Items listed in a dataset
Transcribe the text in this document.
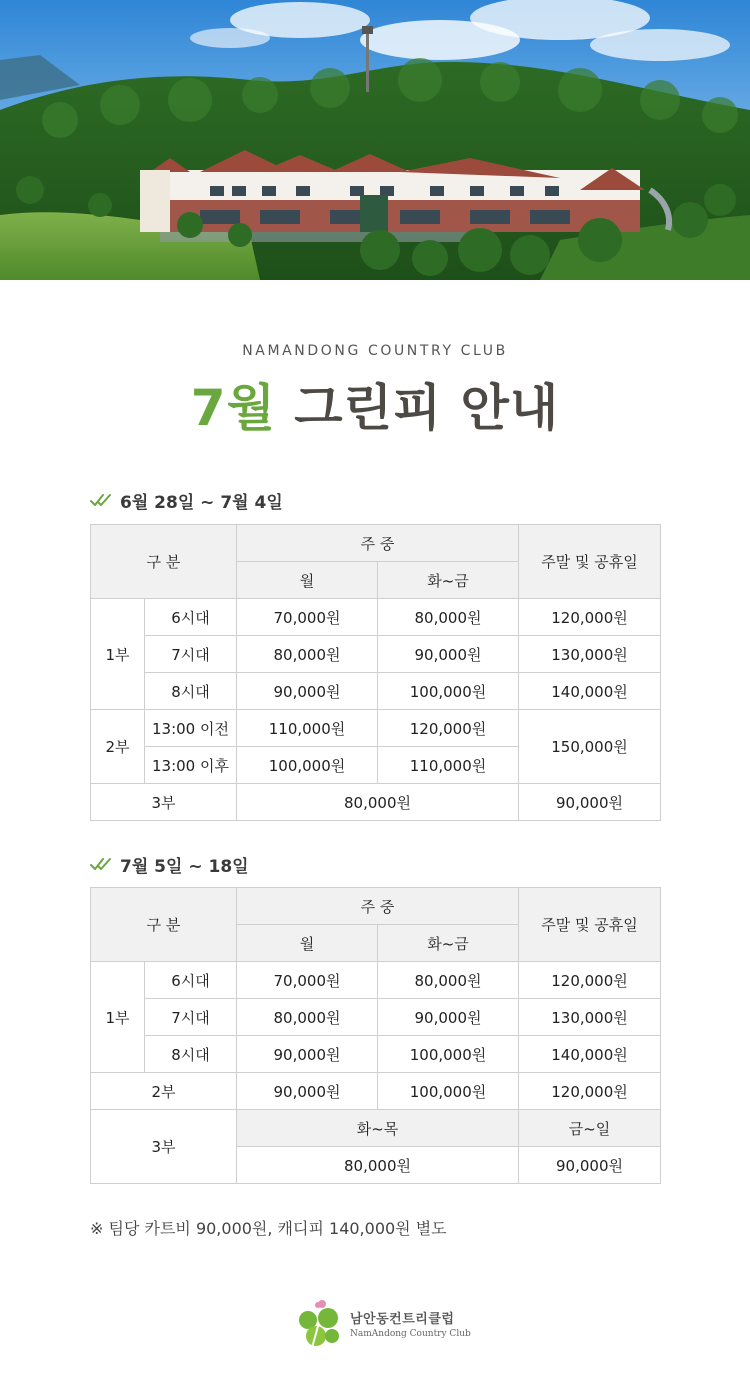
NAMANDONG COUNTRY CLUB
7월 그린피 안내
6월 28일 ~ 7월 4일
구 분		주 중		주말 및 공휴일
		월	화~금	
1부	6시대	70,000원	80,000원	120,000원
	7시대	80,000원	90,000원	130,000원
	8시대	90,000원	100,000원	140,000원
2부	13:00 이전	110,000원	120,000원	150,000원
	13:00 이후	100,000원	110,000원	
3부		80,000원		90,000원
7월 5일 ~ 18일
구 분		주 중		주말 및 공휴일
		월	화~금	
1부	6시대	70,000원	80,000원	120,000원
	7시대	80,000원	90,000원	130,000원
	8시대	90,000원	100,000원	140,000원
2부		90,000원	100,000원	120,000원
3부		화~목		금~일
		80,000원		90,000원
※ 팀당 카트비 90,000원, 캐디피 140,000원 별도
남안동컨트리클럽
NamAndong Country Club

Work to be completed: Images must not appear in the copy; reproduce everything else in the records verbatim.

Exercise answer:
Transcribe the text in this document.
NAMANDONG COUNTRY CLUB
7월 그린피 안내
6월 28일 ~ 7월 4일
구 분		주 중		주말 및 공휴일
		월	화~금	
1부	6시대	70,000원	80,000원	120,000원
	7시대	80,000원	90,000원	130,000원
	8시대	90,000원	100,000원	140,000원
2부	13:00 이전	110,000원	120,000원	150,000원
	13:00 이후	100,000원	110,000원	
3부		80,000원		90,000원
7월 5일 ~ 18일
구 분		주 중		주말 및 공휴일
		월	화~금	
1부	6시대	70,000원	80,000원	120,000원
	7시대	80,000원	90,000원	130,000원
	8시대	90,000원	100,000원	140,000원
2부		90,000원	100,000원	120,000원
3부		화~목		금~일
		80,000원		90,000원
※ 팀당 카트비 90,000원, 캐디피 140,000원 별도
남안동컨트리클럽
NamAndong Country Club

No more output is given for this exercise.